-------- The data --------
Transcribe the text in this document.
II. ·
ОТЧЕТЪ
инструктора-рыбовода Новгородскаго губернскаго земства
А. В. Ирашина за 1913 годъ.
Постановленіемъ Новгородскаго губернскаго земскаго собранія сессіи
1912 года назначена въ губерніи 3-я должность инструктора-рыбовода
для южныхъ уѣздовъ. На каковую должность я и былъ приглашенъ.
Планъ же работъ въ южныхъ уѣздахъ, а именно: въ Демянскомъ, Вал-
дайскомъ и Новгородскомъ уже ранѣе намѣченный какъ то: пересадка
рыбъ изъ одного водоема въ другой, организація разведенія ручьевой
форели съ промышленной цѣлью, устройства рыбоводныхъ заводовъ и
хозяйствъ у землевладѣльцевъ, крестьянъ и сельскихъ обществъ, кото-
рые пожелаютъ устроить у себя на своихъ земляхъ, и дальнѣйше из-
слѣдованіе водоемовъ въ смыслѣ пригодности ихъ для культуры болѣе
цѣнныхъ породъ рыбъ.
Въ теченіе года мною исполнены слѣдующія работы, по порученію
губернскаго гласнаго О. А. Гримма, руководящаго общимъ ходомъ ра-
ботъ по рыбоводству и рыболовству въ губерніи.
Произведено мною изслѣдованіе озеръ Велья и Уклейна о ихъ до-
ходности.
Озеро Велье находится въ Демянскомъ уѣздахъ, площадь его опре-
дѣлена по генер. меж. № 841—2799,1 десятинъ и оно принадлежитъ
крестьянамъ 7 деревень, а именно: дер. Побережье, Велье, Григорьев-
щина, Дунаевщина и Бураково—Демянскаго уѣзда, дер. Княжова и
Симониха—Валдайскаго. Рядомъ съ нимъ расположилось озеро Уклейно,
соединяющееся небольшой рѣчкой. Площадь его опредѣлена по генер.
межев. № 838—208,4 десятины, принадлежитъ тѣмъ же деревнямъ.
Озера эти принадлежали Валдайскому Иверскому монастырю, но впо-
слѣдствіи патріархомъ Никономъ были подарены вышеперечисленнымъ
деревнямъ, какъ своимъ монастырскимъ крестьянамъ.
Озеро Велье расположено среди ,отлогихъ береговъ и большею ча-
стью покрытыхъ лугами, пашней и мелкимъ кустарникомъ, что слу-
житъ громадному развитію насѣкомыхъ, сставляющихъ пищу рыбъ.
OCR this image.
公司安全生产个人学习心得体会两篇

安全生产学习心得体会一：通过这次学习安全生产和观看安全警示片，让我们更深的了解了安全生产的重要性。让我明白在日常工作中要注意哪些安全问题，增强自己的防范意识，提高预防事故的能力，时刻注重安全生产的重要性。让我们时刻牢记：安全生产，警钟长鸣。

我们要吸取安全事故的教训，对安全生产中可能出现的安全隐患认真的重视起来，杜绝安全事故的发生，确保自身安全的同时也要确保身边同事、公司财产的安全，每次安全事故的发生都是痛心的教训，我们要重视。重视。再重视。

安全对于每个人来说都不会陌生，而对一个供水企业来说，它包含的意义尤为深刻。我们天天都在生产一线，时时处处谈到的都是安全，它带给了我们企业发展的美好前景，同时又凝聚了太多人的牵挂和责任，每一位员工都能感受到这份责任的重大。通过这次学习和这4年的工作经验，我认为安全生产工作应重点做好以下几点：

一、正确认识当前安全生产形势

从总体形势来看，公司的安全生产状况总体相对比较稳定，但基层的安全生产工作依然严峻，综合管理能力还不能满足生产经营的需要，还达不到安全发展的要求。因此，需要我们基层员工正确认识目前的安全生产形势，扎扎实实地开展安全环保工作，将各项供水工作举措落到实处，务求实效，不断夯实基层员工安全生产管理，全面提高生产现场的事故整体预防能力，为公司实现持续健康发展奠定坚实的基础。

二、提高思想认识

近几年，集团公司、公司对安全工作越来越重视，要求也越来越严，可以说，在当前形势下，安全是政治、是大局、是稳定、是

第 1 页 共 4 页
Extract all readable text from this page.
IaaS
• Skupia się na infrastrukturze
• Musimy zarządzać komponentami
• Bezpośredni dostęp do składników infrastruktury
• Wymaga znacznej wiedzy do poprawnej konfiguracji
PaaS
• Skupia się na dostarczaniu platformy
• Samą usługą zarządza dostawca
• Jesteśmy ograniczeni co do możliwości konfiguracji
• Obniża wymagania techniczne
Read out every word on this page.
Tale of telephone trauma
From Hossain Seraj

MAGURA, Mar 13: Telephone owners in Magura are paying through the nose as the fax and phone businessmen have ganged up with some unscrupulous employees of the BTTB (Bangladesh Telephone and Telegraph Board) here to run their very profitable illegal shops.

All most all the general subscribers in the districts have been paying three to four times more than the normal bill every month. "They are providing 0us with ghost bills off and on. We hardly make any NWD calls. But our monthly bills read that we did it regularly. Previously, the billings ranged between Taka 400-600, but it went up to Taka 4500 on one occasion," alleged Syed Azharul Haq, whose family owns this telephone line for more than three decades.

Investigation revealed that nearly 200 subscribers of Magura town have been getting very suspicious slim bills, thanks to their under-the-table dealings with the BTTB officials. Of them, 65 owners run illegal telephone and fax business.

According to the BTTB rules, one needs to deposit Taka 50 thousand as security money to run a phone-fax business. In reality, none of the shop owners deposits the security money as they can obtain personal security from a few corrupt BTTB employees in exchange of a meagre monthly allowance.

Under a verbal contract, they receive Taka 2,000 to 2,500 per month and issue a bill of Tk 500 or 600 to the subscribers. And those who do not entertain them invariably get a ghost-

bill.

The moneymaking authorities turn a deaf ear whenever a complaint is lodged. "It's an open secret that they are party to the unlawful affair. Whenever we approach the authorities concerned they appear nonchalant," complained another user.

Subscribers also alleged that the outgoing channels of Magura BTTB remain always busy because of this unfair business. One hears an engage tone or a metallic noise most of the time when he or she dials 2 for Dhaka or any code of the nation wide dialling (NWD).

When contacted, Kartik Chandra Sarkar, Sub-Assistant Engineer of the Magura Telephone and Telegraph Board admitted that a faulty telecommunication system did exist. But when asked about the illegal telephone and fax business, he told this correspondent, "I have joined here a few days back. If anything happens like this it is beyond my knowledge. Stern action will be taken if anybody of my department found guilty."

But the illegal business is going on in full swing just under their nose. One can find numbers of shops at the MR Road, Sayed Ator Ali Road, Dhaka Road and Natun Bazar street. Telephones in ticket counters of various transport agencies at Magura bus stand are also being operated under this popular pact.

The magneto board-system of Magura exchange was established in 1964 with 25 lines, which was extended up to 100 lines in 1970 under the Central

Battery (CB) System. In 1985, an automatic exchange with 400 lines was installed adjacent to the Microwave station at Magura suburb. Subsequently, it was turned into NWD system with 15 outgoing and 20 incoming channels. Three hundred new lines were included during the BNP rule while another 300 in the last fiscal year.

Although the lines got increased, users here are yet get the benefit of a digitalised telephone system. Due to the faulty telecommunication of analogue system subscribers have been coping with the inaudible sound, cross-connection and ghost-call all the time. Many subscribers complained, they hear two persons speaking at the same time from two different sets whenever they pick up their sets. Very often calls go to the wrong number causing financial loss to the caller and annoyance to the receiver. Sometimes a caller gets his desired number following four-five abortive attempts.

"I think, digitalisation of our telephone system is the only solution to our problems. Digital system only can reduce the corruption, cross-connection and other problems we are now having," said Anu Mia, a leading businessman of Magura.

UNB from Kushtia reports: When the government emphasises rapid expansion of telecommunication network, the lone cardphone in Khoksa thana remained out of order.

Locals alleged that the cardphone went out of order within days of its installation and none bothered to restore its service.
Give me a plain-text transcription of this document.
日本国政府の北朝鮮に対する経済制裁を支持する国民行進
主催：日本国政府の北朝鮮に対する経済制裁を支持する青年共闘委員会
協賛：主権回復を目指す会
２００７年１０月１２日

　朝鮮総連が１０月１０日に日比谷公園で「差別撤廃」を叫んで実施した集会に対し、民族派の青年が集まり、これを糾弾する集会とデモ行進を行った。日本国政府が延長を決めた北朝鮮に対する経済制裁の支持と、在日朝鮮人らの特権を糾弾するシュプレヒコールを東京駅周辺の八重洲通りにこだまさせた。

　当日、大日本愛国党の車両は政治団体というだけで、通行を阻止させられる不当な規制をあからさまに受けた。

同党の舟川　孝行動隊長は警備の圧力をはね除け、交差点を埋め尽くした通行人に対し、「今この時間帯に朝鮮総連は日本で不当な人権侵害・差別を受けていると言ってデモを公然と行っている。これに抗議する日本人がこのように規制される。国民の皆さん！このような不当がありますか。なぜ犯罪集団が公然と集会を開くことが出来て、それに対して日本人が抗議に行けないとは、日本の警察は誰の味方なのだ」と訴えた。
--------
Task objective:
Isolate each line of the listing above that includes "принадлежитъ". Copy it.

Solution:
дѣлена по генер. меж. № 841—2799,1 десятинъ и оно принадлежитъ
межев. № 838—208,4 десятины, принадлежитъ тѣмъ же деревнямъ.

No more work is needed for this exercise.